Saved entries
- - -
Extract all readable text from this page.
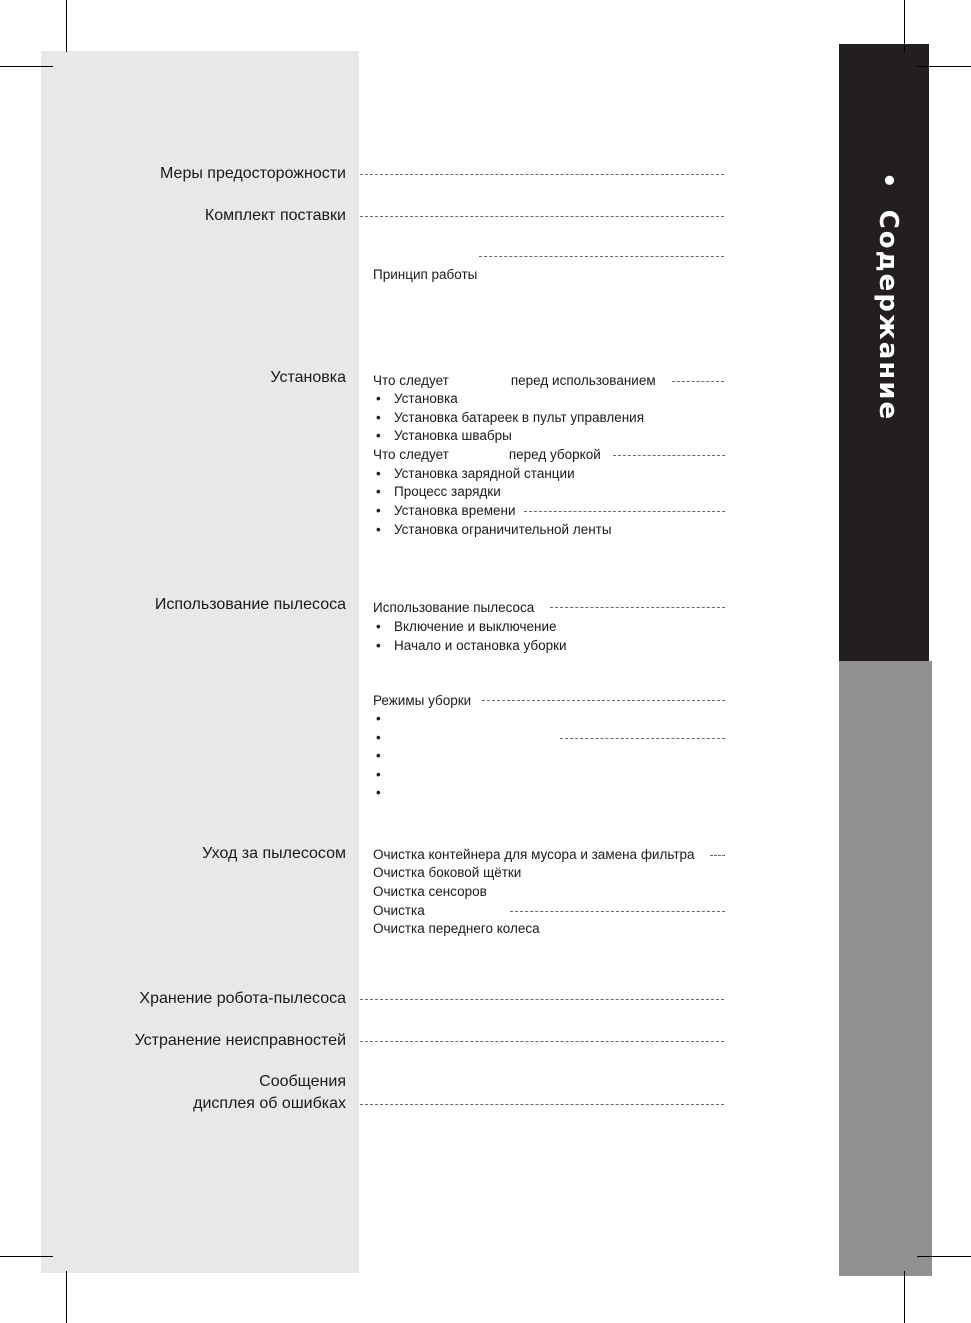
• Содержание
Меры предосторожности
Комплект поставки
Принцип работы
Установка Что следует	перед использованием
• Установка
• Установка батареек в пульт управления
• Установка швабры
Что следует	перед уборкой
• Установка зарядной станции
• Процесс зарядки
• Установка времени
• Установка ограничительной ленты
Использование пылесоса Использование пылесоса
• Включение и выключение
• Начало и остановка уборки
Режимы уборки
•
•
•
•
•
Уход за пылесосом Очистка контейнера для мусора и замена фильтра
Очистка боковой щётки
Очистка сенсоров
Очистка
Очистка переднего колеса
Хранение робота-пылесоса
Устранение неисправностей
Сообщения
дисплея об ошибках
- - -
◆ **Work to do**: Reproduce all of the data exactly; the pictures do not belong in the copy.

◆ **Correct result**:
Extract all readable text from this page.
• Содержание
Меры предосторожности
Комплект поставки
Принцип работы
Установка Что следует	перед использованием
• Установка
• Установка батареек в пульт управления
• Установка швабры
Что следует	перед уборкой
• Установка зарядной станции
• Процесс зарядки
• Установка времени
• Установка ограничительной ленты
Использование пылесоса Использование пылесоса
• Включение и выключение
• Начало и остановка уборки
Режимы уборки
•
•
•
•
•
Уход за пылесосом Очистка контейнера для мусора и замена фильтра
Очистка боковой щётки
Очистка сенсоров
Очистка
Очистка переднего колеса
Хранение робота-пылесоса
Устранение неисправностей
Сообщения
дисплея об ошибках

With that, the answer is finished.